_SHORT PROBLEM:_
In your copy, reproduce the entries exactly as they are, minus the images.

## start STORED DATA

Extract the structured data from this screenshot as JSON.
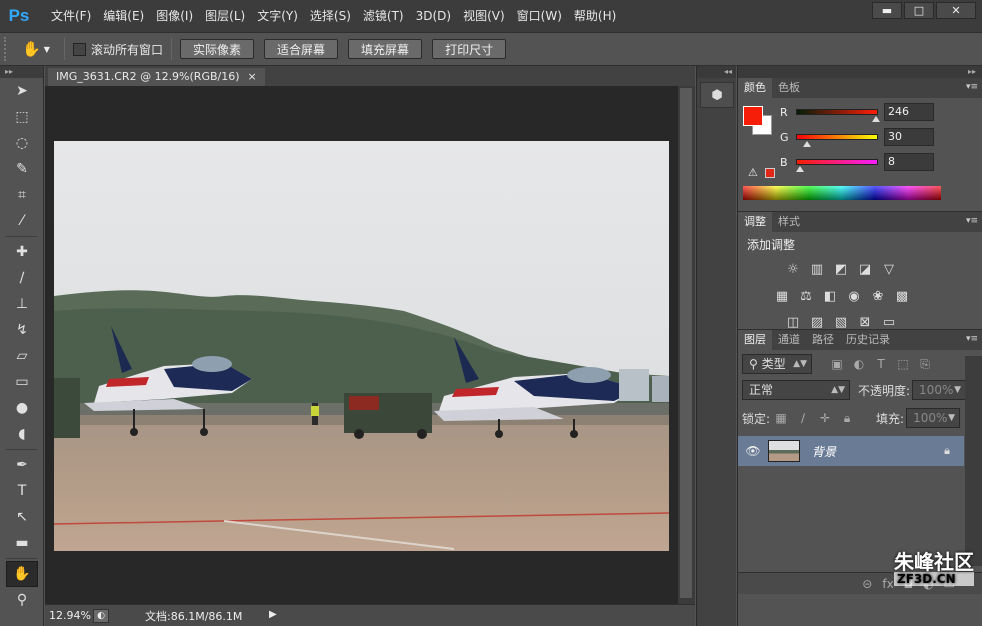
{
  "app": {
    "logo": "Ps"
  },
  "menu": [
    "文件(F)",
    "编辑(E)",
    "图像(I)",
    "图层(L)",
    "文字(Y)",
    "选择(S)",
    "滤镜(T)",
    "3D(D)",
    "视图(V)",
    "窗口(W)",
    "帮助(H)"
  ],
  "window_controls": {
    "minimize": "▬",
    "maximize": "□",
    "close": "✕"
  },
  "options": {
    "tool_icon": "hand-icon",
    "scroll_all_windows": "滚动所有窗口",
    "scroll_all_checked": false,
    "buttons": [
      "实际像素",
      "适合屏幕",
      "填充屏幕",
      "打印尺寸"
    ]
  },
  "document": {
    "tab_title": "IMG_3631.CR2 @ 12.9%(RGB/16)",
    "tab_close": "×",
    "zoom": "12.94%",
    "doc_info": "文档:86.1M/86.1M"
  },
  "color_panel": {
    "tabs": [
      "颜色",
      "色板"
    ],
    "active_tab": 0,
    "foreground": "#f61e08",
    "background": "#ffffff",
    "r_label": "R",
    "g_label": "G",
    "b_label": "B",
    "r": 246,
    "g": 30,
    "b": 8,
    "warning_icon": "gamut-warning-icon"
  },
  "adjustments_panel": {
    "tabs": [
      "调整",
      "样式"
    ],
    "active_tab": 0,
    "title": "添加调整",
    "icons_row1": [
      "brightness-icon",
      "levels-icon",
      "curves-icon",
      "exposure-icon",
      "vibrance-icon"
    ],
    "icons_row2": [
      "hue-saturation-icon",
      "color-balance-icon",
      "black-white-icon",
      "photo-filter-icon",
      "channel-mixer-icon",
      "color-lookup-icon"
    ],
    "icons_row3": [
      "invert-icon",
      "posterize-icon",
      "threshold-icon",
      "selective-color-icon",
      "gradient-map-icon"
    ]
  },
  "layers_panel": {
    "tabs": [
      "图层",
      "通道",
      "路径",
      "历史记录"
    ],
    "active_tab": 0,
    "filter_kind": "类型",
    "blend_mode": "正常",
    "opacity_label": "不透明度:",
    "opacity_value": "100%",
    "lock_label": "锁定:",
    "fill_label": "填充:",
    "fill_value": "100%",
    "layers": [
      {
        "name": "背景",
        "visible": true,
        "locked": true
      }
    ]
  },
  "watermark": {
    "main": "朱峰社区",
    "sub": "ZF3D.CN"
  }
}
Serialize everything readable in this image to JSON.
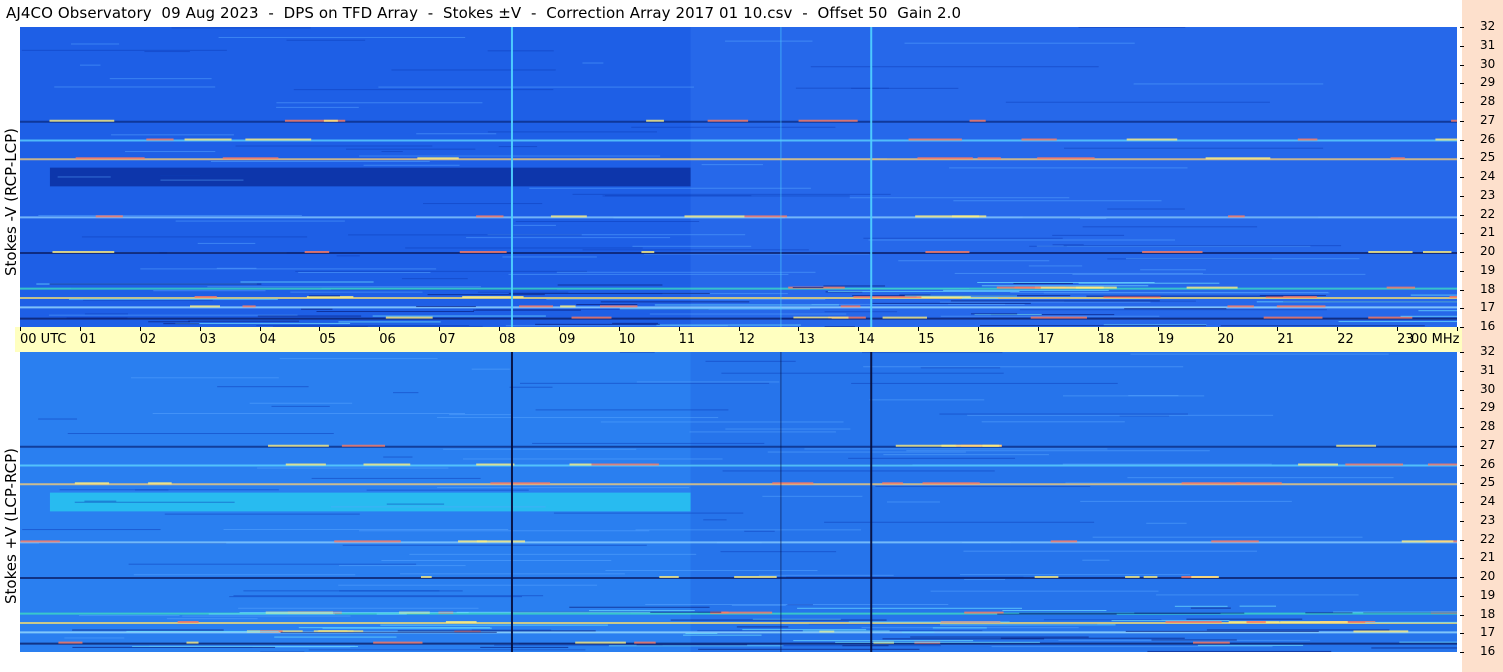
{
  "title": "AJ4CO Observatory  09 Aug 2023  -  DPS on TFD Array  -  Stokes ±V  -  Correction Array 2017 01 10.csv  -  Offset 50  Gain 2.0",
  "colors": {
    "background": "#ffffff",
    "time_axis_bg": "#ffffc0",
    "freq_axis_bg": "#fde0cc",
    "top_base": "#1e5fe6",
    "bottom_base": "#2a7ff0"
  },
  "chart_data": [
    {
      "type": "heatmap",
      "ylabel": "Stokes -V (RCP-LCP)",
      "x_tick_labels": [
        "00 UTC",
        "01",
        "02",
        "03",
        "04",
        "05",
        "06",
        "07",
        "08",
        "09",
        "10",
        "11",
        "12",
        "13",
        "14",
        "15",
        "16",
        "17",
        "18",
        "19",
        "20",
        "21",
        "22",
        "23",
        "00 MHz"
      ],
      "x_unit": "UTC",
      "xlim": [
        0,
        24
      ],
      "y_ticks": [
        "32",
        "31",
        "30",
        "29",
        "28",
        "27",
        "26",
        "25",
        "24",
        "23",
        "22",
        "21",
        "20",
        "19",
        "18",
        "17",
        "16"
      ],
      "y_unit": "MHz",
      "ylim": [
        16,
        32
      ],
      "features": {
        "dark_band_MHz": [
          23.5,
          24.5
        ],
        "dark_band_hours": [
          0.5,
          11.2
        ],
        "background_change_hour": 11.2,
        "vertical_spikes_hours": [
          8.2,
          12.7,
          14.2
        ],
        "interference_lines_MHz": [
          16.5,
          17.1,
          17.6,
          18.1,
          20.0,
          21.9,
          25.0,
          26.0,
          27.0
        ]
      }
    },
    {
      "type": "heatmap",
      "ylabel": "Stokes +V (LCP-RCP)",
      "x_tick_labels": [
        "00 UTC",
        "01",
        "02",
        "03",
        "04",
        "05",
        "06",
        "07",
        "08",
        "09",
        "10",
        "11",
        "12",
        "13",
        "14",
        "15",
        "16",
        "17",
        "18",
        "19",
        "20",
        "21",
        "22",
        "23",
        "00 MHz"
      ],
      "x_unit": "UTC",
      "xlim": [
        0,
        24
      ],
      "y_ticks": [
        "32",
        "31",
        "30",
        "29",
        "28",
        "27",
        "26",
        "25",
        "24",
        "23",
        "22",
        "21",
        "20",
        "19",
        "18",
        "17",
        "16"
      ],
      "y_unit": "MHz",
      "ylim": [
        16,
        32
      ],
      "features": {
        "bright_band_MHz": [
          23.5,
          24.5
        ],
        "bright_band_hours": [
          0.5,
          11.2
        ],
        "background_change_hour": 11.2,
        "vertical_dark_lines_hours": [
          8.2,
          12.7,
          14.2
        ],
        "interference_lines_MHz": [
          16.5,
          17.1,
          17.6,
          18.1,
          20.0,
          21.9,
          25.0,
          26.0,
          27.0
        ]
      }
    }
  ]
}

## end STORED DATA

_RESPONSE TO THIS TASK:_
Extract the structured data from this screenshot as JSON.
{
  "app": {
    "logo": "Ps"
  },
  "menu": [
    "文件(F)",
    "编辑(E)",
    "图像(I)",
    "图层(L)",
    "文字(Y)",
    "选择(S)",
    "滤镜(T)",
    "3D(D)",
    "视图(V)",
    "窗口(W)",
    "帮助(H)"
  ],
  "window_controls": {
    "minimize": "▬",
    "maximize": "□",
    "close": "✕"
  },
  "options": {
    "tool_icon": "hand-icon",
    "scroll_all_windows": "滚动所有窗口",
    "scroll_all_checked": false,
    "buttons": [
      "实际像素",
      "适合屏幕",
      "填充屏幕",
      "打印尺寸"
    ]
  },
  "document": {
    "tab_title": "IMG_3631.CR2 @ 12.9%(RGB/16)",
    "tab_close": "×",
    "zoom": "12.94%",
    "doc_info": "文档:86.1M/86.1M"
  },
  "color_panel": {
    "tabs": [
      "颜色",
      "色板"
    ],
    "active_tab": 0,
    "foreground": "#f61e08",
    "background": "#ffffff",
    "r_label": "R",
    "g_label": "G",
    "b_label": "B",
    "r": 246,
    "g": 30,
    "b": 8,
    "warning_icon": "gamut-warning-icon"
  },
  "adjustments_panel": {
    "tabs": [
      "调整",
      "样式"
    ],
    "active_tab": 0,
    "title": "添加调整",
    "icons_row1": [
      "brightness-icon",
      "levels-icon",
      "curves-icon",
      "exposure-icon",
      "vibrance-icon"
    ],
    "icons_row2": [
      "hue-saturation-icon",
      "color-balance-icon",
      "black-white-icon",
      "photo-filter-icon",
      "channel-mixer-icon",
      "color-lookup-icon"
    ],
    "icons_row3": [
      "invert-icon",
      "posterize-icon",
      "threshold-icon",
      "selective-color-icon",
      "gradient-map-icon"
    ]
  },
  "layers_panel": {
    "tabs": [
      "图层",
      "通道",
      "路径",
      "历史记录"
    ],
    "active_tab": 0,
    "filter_kind": "类型",
    "blend_mode": "正常",
    "opacity_label": "不透明度:",
    "opacity_value": "100%",
    "lock_label": "锁定:",
    "fill_label": "填充:",
    "fill_value": "100%",
    "layers": [
      {
        "name": "背景",
        "visible": true,
        "locked": true
      }
    ]
  },
  "watermark": {
    "main": "朱峰社区",
    "sub": "ZF3D.CN"
  }
}
Serialize everything readable in this image to JSON.
{
  "title": "AJ4CO Observatory  09 Aug 2023  -  DPS on TFD Array  -  Stokes ±V  -  Correction Array 2017 01 10.csv  -  Offset 50  Gain 2.0",
  "colors": {
    "background": "#ffffff",
    "time_axis_bg": "#ffffc0",
    "freq_axis_bg": "#fde0cc",
    "top_base": "#1e5fe6",
    "bottom_base": "#2a7ff0"
  },
  "chart_data": [
    {
      "type": "heatmap",
      "ylabel": "Stokes -V (RCP-LCP)",
      "x_tick_labels": [
        "00 UTC",
        "01",
        "02",
        "03",
        "04",
        "05",
        "06",
        "07",
        "08",
        "09",
        "10",
        "11",
        "12",
        "13",
        "14",
        "15",
        "16",
        "17",
        "18",
        "19",
        "20",
        "21",
        "22",
        "23",
        "00 MHz"
      ],
      "x_unit": "UTC",
      "xlim": [
        0,
        24
      ],
      "y_ticks": [
        "32",
        "31",
        "30",
        "29",
        "28",
        "27",
        "26",
        "25",
        "24",
        "23",
        "22",
        "21",
        "20",
        "19",
        "18",
        "17",
        "16"
      ],
      "y_unit": "MHz",
      "ylim": [
        16,
        32
      ],
      "features": {
        "dark_band_MHz": [
          23.5,
          24.5
        ],
        "dark_band_hours": [
          0.5,
          11.2
        ],
        "background_change_hour": 11.2,
        "vertical_spikes_hours": [
          8.2,
          12.7,
          14.2
        ],
        "interference_lines_MHz": [
          16.5,
          17.1,
          17.6,
          18.1,
          20.0,
          21.9,
          25.0,
          26.0,
          27.0
        ]
      }
    },
    {
      "type": "heatmap",
      "ylabel": "Stokes +V (LCP-RCP)",
      "x_tick_labels": [
        "00 UTC",
        "01",
        "02",
        "03",
        "04",
        "05",
        "06",
        "07",
        "08",
        "09",
        "10",
        "11",
        "12",
        "13",
        "14",
        "15",
        "16",
        "17",
        "18",
        "19",
        "20",
        "21",
        "22",
        "23",
        "00 MHz"
      ],
      "x_unit": "UTC",
      "xlim": [
        0,
        24
      ],
      "y_ticks": [
        "32",
        "31",
        "30",
        "29",
        "28",
        "27",
        "26",
        "25",
        "24",
        "23",
        "22",
        "21",
        "20",
        "19",
        "18",
        "17",
        "16"
      ],
      "y_unit": "MHz",
      "ylim": [
        16,
        32
      ],
      "features": {
        "bright_band_MHz": [
          23.5,
          24.5
        ],
        "bright_band_hours": [
          0.5,
          11.2
        ],
        "background_change_hour": 11.2,
        "vertical_dark_lines_hours": [
          8.2,
          12.7,
          14.2
        ],
        "interference_lines_MHz": [
          16.5,
          17.1,
          17.6,
          18.1,
          20.0,
          21.9,
          25.0,
          26.0,
          27.0
        ]
      }
    }
  ]
}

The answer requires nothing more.